# REQUIRED WORK
Output the lines as a JSON list of strings, one string per line with blank lines omitted, starting at the first line and ending at the line containing "menu-dimension[interactable]: Dimension [80, 13, 113, 20]", both included. Leave out every line after that one.

# SUPPLIED RECORDS

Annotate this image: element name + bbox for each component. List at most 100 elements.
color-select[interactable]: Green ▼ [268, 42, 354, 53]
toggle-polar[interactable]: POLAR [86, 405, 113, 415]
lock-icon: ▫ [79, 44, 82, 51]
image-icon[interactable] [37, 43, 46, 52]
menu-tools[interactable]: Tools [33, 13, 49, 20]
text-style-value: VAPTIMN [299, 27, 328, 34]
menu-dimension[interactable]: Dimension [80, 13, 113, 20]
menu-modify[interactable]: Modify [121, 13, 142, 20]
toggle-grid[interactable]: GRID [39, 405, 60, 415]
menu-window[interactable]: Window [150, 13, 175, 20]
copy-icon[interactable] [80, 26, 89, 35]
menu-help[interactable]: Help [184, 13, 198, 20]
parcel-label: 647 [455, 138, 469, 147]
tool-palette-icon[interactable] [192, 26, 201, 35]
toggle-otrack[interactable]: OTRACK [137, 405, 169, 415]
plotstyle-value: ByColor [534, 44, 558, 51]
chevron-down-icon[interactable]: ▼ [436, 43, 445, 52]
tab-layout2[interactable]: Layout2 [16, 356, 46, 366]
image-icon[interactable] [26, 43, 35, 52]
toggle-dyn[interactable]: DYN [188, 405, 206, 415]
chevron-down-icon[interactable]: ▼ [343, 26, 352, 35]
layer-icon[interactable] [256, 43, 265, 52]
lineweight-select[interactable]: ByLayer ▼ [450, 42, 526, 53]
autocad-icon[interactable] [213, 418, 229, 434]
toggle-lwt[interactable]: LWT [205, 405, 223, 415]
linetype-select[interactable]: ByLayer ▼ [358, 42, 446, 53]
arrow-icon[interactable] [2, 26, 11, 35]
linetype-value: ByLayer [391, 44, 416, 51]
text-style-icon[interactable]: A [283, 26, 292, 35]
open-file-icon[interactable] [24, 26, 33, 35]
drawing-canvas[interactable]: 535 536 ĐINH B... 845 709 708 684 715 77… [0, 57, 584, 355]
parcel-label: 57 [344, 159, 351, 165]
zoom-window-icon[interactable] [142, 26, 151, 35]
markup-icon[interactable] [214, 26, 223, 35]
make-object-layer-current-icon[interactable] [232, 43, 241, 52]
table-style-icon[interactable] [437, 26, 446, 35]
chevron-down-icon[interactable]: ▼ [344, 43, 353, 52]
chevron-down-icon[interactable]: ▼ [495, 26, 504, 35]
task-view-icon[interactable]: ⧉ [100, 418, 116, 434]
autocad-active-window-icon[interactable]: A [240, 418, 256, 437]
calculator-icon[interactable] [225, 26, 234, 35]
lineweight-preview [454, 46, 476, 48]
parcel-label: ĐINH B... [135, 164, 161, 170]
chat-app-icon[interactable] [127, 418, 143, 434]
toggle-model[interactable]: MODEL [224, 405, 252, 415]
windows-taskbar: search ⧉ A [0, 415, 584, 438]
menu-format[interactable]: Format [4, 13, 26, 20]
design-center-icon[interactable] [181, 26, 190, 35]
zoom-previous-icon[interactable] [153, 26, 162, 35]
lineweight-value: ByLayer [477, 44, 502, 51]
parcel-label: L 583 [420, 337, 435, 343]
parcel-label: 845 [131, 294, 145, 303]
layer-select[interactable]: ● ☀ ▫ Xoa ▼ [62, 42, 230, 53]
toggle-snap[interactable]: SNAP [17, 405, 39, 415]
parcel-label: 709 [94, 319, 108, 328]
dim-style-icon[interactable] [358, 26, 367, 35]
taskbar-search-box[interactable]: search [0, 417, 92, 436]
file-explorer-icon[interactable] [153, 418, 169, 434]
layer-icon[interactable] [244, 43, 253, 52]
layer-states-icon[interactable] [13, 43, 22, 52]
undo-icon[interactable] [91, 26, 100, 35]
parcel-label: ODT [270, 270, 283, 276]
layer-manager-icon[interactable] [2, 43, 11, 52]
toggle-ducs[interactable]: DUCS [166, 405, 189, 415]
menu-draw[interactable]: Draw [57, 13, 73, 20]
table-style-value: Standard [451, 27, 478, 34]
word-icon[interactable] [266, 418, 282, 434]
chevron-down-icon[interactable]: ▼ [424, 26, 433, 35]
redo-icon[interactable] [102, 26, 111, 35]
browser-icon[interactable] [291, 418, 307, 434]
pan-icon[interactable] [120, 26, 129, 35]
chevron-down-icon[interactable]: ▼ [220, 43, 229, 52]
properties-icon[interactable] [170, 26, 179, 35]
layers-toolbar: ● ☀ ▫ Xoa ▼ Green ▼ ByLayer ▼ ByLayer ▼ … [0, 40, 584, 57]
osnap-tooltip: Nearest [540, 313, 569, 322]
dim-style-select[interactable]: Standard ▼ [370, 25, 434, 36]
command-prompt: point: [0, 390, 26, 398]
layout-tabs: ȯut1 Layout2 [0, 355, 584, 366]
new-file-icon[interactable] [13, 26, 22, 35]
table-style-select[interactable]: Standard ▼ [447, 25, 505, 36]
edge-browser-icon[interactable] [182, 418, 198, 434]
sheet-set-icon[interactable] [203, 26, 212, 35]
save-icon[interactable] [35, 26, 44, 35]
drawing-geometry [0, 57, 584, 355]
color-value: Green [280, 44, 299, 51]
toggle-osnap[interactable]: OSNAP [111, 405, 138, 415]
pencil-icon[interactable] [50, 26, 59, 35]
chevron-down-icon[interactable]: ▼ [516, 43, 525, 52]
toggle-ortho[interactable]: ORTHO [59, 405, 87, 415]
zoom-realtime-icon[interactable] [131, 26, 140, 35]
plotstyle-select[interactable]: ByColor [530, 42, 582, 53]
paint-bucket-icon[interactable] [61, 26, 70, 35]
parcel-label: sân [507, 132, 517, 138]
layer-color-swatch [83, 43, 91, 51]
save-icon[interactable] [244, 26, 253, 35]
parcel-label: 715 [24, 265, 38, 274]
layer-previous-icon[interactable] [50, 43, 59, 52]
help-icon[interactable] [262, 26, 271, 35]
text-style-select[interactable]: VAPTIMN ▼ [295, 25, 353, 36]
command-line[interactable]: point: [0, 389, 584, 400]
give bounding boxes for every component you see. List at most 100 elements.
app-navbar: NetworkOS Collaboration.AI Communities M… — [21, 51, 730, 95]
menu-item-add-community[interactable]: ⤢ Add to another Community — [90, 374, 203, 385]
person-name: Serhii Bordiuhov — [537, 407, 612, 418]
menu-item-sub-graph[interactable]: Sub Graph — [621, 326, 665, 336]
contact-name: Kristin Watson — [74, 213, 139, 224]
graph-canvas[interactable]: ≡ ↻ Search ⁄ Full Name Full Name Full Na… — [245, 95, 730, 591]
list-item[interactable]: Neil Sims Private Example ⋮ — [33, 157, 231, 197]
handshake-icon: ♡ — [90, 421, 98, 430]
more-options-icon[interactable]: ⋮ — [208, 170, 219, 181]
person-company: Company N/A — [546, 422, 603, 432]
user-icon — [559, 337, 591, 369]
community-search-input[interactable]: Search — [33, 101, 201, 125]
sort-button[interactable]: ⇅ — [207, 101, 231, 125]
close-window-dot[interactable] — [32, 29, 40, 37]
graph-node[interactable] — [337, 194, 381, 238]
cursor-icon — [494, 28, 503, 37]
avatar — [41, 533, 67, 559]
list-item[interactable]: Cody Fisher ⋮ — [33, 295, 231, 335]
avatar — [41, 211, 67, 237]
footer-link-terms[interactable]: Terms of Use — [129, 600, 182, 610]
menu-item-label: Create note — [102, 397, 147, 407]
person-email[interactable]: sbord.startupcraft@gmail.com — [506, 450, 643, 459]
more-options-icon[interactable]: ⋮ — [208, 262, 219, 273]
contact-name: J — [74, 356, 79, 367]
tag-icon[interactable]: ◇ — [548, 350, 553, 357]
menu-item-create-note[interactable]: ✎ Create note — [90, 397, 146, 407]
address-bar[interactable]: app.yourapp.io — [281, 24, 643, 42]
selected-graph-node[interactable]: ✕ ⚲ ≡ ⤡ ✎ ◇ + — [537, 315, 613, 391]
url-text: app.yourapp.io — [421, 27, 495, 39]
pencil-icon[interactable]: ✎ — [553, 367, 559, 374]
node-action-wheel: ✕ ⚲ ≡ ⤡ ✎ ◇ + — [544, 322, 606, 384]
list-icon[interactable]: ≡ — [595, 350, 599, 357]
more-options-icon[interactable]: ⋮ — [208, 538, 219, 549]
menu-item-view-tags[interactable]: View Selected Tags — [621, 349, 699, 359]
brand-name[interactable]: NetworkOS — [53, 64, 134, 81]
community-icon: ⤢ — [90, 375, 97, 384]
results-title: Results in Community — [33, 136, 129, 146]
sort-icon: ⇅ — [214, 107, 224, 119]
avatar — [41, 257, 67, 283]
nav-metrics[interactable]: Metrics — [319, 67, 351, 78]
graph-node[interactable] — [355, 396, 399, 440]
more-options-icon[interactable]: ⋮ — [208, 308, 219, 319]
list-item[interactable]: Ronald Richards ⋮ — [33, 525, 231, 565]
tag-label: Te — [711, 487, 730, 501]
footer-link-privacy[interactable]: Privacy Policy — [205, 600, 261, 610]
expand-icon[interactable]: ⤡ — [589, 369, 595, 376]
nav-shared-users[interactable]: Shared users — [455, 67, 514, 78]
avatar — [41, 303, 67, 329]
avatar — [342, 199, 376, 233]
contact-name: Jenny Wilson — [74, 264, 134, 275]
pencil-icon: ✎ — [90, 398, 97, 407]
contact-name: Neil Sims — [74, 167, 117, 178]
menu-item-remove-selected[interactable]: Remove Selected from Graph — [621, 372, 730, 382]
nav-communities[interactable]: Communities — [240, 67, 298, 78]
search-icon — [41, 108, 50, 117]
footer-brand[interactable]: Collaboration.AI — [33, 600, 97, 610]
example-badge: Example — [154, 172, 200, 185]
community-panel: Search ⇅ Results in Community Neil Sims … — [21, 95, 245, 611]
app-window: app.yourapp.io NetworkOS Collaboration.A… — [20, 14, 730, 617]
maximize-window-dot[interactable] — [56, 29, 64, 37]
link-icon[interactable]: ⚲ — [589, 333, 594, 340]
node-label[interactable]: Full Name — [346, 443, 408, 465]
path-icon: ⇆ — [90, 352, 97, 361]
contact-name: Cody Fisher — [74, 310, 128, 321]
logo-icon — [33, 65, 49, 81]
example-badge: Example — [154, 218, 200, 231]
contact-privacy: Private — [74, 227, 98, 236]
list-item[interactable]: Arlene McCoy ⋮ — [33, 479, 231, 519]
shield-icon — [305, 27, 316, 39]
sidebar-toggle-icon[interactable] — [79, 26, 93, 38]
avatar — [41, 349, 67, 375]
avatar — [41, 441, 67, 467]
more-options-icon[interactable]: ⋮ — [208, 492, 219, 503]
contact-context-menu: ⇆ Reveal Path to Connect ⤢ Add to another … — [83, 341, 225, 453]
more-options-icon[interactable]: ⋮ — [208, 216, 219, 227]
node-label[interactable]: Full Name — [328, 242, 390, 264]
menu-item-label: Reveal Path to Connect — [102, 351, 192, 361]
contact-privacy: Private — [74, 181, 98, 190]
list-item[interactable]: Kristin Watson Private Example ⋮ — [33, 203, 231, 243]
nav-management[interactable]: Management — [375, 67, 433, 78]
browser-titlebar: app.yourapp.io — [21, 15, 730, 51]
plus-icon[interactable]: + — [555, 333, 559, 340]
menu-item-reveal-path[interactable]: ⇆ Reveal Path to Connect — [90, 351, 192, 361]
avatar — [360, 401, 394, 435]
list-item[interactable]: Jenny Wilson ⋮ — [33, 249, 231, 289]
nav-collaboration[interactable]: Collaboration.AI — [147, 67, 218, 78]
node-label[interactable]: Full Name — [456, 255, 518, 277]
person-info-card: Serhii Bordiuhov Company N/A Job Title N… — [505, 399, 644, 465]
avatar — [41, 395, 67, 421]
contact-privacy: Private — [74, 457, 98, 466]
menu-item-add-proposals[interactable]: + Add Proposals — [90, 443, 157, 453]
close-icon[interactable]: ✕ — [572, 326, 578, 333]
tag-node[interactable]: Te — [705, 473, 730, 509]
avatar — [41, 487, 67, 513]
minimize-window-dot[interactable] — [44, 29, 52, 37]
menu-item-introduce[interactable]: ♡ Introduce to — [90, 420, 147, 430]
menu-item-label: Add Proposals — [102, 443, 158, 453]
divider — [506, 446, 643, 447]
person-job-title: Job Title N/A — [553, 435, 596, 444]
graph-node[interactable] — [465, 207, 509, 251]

# TASK RESULT
[
  "Annotate this image: element name + bbox for each component. List at most 100 elements.",
  "color-select[interactable]: Green ▼ [268, 42, 354, 53]",
  "toggle-polar[interactable]: POLAR [86, 405, 113, 415]",
  "lock-icon: ▫ [79, 44, 82, 51]",
  "image-icon[interactable] [37, 43, 46, 52]",
  "menu-tools[interactable]: Tools [33, 13, 49, 20]",
  "text-style-value: VAPTIMN [299, 27, 328, 34]",
  "menu-dimension[interactable]: Dimension [80, 13, 113, 20]"
]